Source data ->
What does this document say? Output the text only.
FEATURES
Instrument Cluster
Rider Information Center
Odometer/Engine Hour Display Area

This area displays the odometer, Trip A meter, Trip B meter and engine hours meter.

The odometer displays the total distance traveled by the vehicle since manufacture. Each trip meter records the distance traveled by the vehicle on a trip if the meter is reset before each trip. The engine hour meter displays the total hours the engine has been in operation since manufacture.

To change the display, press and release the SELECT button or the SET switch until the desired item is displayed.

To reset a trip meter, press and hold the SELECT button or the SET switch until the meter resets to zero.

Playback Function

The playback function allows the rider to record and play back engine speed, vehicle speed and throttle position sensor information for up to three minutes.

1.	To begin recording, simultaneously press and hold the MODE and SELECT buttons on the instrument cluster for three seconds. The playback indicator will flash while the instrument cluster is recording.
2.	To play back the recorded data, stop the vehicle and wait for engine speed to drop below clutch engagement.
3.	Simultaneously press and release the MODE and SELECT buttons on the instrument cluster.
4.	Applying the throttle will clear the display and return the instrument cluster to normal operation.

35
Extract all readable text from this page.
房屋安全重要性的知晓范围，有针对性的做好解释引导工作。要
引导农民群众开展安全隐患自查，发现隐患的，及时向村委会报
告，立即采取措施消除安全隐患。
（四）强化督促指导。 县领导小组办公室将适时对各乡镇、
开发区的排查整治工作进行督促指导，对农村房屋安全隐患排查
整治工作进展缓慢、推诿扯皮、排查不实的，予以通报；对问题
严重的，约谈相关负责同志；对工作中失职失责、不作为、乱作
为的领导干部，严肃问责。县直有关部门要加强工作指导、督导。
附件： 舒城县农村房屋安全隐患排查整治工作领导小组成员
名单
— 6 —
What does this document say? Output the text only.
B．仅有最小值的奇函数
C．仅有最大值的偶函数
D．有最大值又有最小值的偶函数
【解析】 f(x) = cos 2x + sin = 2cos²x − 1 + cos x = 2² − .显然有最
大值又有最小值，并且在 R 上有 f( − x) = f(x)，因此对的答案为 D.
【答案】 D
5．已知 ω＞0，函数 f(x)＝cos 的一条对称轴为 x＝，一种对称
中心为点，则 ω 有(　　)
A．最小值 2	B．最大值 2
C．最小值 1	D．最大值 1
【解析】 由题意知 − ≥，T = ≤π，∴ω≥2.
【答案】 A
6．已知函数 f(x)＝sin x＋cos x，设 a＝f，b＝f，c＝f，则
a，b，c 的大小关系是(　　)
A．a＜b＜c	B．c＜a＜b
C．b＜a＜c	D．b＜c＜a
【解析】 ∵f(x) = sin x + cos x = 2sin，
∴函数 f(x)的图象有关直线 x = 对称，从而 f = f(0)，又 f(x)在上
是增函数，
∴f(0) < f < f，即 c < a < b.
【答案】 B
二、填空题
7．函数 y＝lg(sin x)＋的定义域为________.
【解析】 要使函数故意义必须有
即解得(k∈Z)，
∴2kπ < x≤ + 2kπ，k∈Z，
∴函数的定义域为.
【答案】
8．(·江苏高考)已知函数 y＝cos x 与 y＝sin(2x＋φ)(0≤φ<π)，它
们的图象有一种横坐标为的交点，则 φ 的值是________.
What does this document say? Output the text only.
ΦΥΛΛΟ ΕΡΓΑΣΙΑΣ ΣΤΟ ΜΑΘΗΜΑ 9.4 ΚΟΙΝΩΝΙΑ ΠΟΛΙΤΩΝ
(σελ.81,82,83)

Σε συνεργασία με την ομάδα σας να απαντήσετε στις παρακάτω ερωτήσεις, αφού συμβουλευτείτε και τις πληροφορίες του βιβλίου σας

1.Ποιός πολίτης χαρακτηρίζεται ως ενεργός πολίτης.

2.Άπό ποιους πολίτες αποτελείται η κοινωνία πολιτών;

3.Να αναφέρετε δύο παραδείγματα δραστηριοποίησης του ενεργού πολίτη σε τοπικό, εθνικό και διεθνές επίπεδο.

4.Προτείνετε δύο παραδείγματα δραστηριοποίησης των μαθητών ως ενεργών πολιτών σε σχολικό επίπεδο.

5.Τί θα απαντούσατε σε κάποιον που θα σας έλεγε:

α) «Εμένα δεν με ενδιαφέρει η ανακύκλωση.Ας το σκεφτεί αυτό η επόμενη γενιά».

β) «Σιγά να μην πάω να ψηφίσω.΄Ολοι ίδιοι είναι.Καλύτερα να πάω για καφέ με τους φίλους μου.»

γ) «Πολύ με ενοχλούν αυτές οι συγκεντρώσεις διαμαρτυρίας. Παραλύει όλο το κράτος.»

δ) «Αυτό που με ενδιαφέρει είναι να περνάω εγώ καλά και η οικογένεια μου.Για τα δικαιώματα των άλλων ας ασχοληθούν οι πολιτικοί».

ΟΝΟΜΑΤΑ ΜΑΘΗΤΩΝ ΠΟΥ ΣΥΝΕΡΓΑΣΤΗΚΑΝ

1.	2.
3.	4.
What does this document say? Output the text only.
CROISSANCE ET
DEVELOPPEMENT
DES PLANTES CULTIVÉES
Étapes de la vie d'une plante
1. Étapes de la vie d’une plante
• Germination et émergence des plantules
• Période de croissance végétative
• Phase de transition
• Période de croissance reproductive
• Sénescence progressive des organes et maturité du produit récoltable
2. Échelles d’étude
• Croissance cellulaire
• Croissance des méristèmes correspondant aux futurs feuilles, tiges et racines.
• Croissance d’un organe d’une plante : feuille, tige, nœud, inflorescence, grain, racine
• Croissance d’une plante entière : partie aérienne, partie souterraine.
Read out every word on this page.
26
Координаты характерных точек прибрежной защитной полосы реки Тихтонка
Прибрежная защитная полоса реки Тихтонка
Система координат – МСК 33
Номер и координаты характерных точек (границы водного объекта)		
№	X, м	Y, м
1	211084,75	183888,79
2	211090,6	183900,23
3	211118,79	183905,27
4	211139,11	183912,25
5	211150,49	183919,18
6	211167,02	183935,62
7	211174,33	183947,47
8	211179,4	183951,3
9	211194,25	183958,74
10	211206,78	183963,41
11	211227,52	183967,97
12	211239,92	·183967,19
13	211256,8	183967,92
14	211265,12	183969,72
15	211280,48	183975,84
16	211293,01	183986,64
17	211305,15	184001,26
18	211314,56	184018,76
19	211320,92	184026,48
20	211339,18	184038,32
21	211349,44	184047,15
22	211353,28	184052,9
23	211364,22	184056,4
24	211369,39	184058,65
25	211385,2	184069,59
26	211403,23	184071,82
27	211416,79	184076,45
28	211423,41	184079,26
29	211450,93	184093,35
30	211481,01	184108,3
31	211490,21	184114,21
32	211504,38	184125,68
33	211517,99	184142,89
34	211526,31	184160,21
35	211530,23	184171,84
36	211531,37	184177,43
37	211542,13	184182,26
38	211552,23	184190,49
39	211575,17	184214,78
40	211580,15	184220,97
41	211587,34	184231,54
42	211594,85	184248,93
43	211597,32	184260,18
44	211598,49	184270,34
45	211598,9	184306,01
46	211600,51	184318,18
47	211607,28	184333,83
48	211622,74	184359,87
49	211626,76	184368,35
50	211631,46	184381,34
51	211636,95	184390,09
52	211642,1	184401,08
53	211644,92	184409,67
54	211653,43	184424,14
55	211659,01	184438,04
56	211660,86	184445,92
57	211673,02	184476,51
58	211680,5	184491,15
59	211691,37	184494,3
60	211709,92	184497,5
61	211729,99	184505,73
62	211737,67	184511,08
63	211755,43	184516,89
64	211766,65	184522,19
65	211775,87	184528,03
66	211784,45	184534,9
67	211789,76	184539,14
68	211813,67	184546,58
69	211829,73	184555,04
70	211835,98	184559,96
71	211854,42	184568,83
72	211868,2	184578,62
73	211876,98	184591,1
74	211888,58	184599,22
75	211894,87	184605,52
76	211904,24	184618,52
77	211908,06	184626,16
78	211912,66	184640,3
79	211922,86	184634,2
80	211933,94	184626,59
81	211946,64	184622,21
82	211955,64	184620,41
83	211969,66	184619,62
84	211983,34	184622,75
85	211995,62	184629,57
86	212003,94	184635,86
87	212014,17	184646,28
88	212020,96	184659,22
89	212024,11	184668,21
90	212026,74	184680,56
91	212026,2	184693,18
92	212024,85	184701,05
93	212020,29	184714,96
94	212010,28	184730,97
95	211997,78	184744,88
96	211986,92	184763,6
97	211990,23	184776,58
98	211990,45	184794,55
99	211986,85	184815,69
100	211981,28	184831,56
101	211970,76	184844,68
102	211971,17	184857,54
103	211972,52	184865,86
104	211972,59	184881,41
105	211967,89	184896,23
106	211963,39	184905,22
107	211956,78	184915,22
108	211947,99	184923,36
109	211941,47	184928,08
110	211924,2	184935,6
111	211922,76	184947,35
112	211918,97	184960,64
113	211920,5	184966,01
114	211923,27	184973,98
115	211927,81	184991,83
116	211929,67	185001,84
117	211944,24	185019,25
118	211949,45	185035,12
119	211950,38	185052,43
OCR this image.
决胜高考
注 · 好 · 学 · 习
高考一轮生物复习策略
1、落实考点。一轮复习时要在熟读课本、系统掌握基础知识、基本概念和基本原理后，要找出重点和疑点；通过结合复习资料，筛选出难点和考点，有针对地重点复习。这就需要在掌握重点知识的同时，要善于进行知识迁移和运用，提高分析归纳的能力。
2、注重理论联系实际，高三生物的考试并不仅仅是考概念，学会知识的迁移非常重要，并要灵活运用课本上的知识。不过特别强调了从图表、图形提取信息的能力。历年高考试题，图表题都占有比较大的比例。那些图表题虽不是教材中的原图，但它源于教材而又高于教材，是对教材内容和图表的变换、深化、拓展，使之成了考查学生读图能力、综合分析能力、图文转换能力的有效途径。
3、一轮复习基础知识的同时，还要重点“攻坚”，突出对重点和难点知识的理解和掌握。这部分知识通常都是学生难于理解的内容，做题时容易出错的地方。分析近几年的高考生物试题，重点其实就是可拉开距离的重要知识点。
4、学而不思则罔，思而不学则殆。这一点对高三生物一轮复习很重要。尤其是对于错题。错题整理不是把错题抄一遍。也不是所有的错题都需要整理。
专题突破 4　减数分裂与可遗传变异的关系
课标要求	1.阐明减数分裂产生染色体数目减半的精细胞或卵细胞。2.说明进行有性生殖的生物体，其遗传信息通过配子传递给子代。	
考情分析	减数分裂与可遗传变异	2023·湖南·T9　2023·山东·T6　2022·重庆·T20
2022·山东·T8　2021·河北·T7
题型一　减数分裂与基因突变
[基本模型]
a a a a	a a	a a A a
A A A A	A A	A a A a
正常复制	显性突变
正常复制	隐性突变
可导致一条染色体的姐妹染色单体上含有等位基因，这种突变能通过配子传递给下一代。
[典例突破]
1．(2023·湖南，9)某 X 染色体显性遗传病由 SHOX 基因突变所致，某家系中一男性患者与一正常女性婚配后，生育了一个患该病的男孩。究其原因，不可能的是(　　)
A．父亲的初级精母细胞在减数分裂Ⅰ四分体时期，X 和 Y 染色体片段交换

What is asked -> Show the lines of the data that hold the word "until".

Response to the exercise ->
To change the display, press and release the SELECT button or the SET switch until the desired item is displayed.
To reset a trip meter, press and hold the SELECT button or the SET switch until the meter resets to zero.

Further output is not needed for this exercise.